### Check your understanding:
**1)** In the article on drug stocks, what dividend yield does AstraZeneca currently offer?
**2)** According to the article on drug stocks, why might drug makers and health insurers perform well in the coming years?

### Given text:
%%

Drug Stocks Offer Long-Term Investment Opportunities

In  a recent article I wrote that U.S. public healthcare spending is projected to exceed private spending by 2012. U.S. healthcare expenditures was estimated to reach about 17.3% of the GDP in 2009. One of the beneficiaries of all this spending are the companies in the healthcare industry such drug makers, health insurers, etc. They all may perform well in the coming years.

The table below lists the major drug stocks trading on the NYSE:


AstraZeneca plc, GlaxoSmithKline plc, Novartis AG and Tongjitang Chinese Medicines Co. are the four foreign drug companies in the list. U.K-based AstraZeneca (AZN) is the owner of many top selling drugs including the “purple pill” Nexium which is used for the treatment of Gastroesophageal reflux disease (GERD). Currently AZN offers a 7.75% dividend yield. GlaxoSmithKline (GSK) is another British giant whose products are sold in over 150 countries. GSK pays a 6.02% dividend. Switzerland-based Novartis(NVS) had sales of over $45B last year.Tongjitang Chinese Medicines Co (TCM) is a specialty drug company that is engaged in the manufacture of modernized traditional Chinese medicine.

Among the U.S. companies, Johnson and Johnson(JNJ) is by far the largest maker of a wide range of healthcare products. JNJ was founded in 1886. The stock is a high quality long-term consistent performer. Form JNJ’s investor site:

Our consistent performance has enabled us to deliver an exceptional track record of growth that few, if any, companies can claim: 76 consecutive years of sales increases; 25 consecutive years of adjusted earnings increases; and 47 consecutive years of dividend increases. Over the last 10 years, Johnson & Johnson stock generated a 5.6 percent total return for investors compared to a -1.4 percent total return for the S&P 500.”

%%

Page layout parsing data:
%%

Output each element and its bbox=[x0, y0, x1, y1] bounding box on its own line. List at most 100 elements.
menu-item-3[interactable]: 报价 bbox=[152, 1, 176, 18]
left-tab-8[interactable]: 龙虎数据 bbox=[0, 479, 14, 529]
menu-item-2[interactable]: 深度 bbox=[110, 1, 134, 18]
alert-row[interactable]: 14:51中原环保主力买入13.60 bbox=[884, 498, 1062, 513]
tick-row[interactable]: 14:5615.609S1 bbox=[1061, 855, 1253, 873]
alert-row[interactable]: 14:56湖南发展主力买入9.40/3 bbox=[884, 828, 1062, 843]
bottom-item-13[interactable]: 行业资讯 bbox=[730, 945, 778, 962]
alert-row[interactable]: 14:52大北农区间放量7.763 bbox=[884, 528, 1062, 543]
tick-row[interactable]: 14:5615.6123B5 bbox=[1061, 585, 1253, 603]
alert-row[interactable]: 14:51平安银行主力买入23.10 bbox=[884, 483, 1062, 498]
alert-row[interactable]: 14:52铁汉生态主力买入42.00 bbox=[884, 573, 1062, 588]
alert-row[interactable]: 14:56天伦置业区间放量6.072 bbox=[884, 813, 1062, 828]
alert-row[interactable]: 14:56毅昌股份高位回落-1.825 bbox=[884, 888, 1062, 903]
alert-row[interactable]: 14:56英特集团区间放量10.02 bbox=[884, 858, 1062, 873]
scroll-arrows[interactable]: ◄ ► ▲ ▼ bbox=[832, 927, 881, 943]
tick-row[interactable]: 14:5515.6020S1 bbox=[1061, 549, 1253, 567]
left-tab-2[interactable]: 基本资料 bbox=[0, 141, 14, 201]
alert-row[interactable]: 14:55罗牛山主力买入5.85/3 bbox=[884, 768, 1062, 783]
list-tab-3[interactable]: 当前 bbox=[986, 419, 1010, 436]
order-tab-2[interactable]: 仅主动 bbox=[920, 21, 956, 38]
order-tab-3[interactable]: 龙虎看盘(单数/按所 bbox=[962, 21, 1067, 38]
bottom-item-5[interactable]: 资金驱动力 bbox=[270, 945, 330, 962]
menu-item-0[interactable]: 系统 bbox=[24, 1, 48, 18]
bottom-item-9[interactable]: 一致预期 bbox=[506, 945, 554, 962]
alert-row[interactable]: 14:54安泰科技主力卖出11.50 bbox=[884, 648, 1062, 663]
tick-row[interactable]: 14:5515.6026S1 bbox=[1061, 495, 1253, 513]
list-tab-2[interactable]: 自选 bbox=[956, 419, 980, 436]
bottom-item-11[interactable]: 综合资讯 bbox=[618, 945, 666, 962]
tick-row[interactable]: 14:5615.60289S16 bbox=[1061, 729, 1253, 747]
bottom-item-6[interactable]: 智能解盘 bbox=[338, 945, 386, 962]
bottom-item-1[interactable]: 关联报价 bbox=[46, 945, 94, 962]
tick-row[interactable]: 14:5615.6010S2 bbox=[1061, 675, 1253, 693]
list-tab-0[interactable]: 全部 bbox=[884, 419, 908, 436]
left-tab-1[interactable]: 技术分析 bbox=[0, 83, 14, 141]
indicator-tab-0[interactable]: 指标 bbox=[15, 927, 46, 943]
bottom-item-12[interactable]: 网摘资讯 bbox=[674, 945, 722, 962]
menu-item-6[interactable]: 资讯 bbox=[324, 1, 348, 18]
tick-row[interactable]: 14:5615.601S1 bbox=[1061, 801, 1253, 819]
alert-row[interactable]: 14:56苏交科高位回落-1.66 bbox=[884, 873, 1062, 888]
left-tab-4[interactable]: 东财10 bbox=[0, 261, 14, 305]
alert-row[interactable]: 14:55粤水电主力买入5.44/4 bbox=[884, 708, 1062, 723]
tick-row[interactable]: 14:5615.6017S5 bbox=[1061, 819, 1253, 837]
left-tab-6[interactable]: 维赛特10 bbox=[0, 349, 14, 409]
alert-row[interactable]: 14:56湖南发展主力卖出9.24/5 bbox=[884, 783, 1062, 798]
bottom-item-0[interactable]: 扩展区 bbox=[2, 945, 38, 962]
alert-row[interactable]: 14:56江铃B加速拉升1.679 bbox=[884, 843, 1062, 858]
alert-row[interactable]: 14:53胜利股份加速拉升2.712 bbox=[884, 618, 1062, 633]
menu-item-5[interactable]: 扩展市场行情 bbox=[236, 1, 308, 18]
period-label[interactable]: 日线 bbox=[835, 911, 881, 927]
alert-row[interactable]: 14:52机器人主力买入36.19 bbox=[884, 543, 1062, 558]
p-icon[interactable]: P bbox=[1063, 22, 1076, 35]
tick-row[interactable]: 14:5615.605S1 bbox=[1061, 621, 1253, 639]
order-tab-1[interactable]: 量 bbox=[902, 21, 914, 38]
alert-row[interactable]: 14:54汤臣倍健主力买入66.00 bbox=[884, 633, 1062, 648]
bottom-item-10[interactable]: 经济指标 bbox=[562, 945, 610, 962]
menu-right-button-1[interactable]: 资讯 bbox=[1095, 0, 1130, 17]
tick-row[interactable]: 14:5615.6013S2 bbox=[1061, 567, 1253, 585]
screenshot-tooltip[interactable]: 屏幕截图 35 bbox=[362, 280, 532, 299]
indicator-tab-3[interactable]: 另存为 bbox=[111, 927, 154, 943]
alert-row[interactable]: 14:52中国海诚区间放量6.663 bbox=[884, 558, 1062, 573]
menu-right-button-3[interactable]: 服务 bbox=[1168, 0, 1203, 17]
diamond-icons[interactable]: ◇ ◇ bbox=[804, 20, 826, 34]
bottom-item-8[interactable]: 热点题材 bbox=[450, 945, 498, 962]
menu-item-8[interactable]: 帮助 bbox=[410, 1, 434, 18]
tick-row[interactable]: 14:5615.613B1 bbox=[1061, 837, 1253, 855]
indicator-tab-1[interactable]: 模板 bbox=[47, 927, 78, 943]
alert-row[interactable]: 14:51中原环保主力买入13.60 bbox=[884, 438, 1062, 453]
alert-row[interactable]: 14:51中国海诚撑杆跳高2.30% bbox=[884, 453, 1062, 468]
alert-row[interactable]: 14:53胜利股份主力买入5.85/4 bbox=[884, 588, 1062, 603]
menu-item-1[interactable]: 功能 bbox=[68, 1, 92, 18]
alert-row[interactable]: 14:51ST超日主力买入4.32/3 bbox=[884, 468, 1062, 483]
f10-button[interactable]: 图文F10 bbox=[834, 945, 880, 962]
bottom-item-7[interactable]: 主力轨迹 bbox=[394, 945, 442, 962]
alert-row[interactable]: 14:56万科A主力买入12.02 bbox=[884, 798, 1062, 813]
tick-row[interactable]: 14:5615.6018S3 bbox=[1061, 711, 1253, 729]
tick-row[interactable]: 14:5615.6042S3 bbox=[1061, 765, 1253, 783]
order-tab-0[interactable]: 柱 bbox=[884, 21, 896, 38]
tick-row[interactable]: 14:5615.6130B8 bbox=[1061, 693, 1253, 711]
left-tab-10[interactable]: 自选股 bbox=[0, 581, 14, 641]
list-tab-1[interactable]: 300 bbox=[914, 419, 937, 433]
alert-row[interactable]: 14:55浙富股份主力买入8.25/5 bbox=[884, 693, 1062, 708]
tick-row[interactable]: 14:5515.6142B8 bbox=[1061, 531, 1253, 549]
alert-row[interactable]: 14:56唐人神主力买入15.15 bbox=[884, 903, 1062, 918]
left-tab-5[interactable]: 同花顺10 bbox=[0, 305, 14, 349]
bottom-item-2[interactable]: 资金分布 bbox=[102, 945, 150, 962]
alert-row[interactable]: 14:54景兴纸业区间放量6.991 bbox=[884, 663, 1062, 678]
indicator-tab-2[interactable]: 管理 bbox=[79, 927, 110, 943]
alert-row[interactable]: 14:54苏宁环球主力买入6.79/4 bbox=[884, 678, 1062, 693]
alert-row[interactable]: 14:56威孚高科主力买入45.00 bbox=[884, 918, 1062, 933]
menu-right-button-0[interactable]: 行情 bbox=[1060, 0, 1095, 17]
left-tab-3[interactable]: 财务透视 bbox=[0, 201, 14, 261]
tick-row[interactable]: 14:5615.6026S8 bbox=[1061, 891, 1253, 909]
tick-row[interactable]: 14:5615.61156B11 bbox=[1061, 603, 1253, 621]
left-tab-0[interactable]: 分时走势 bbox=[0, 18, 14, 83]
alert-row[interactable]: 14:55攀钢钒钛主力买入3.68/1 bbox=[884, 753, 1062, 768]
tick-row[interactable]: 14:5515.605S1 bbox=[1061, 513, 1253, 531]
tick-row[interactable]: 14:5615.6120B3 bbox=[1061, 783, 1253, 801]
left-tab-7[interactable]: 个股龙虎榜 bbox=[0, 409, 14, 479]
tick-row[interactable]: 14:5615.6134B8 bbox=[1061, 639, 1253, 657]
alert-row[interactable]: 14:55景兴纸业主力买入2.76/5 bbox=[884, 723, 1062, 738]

%%

### Exercise solutions:
**1)** 7.75%

**2)** They are among the beneficiaries of heavy U.S. healthcare spending, which was estimated to reach about 17.3% of GDP in 2009. Public spending is also projected to exceed private spending by 2012.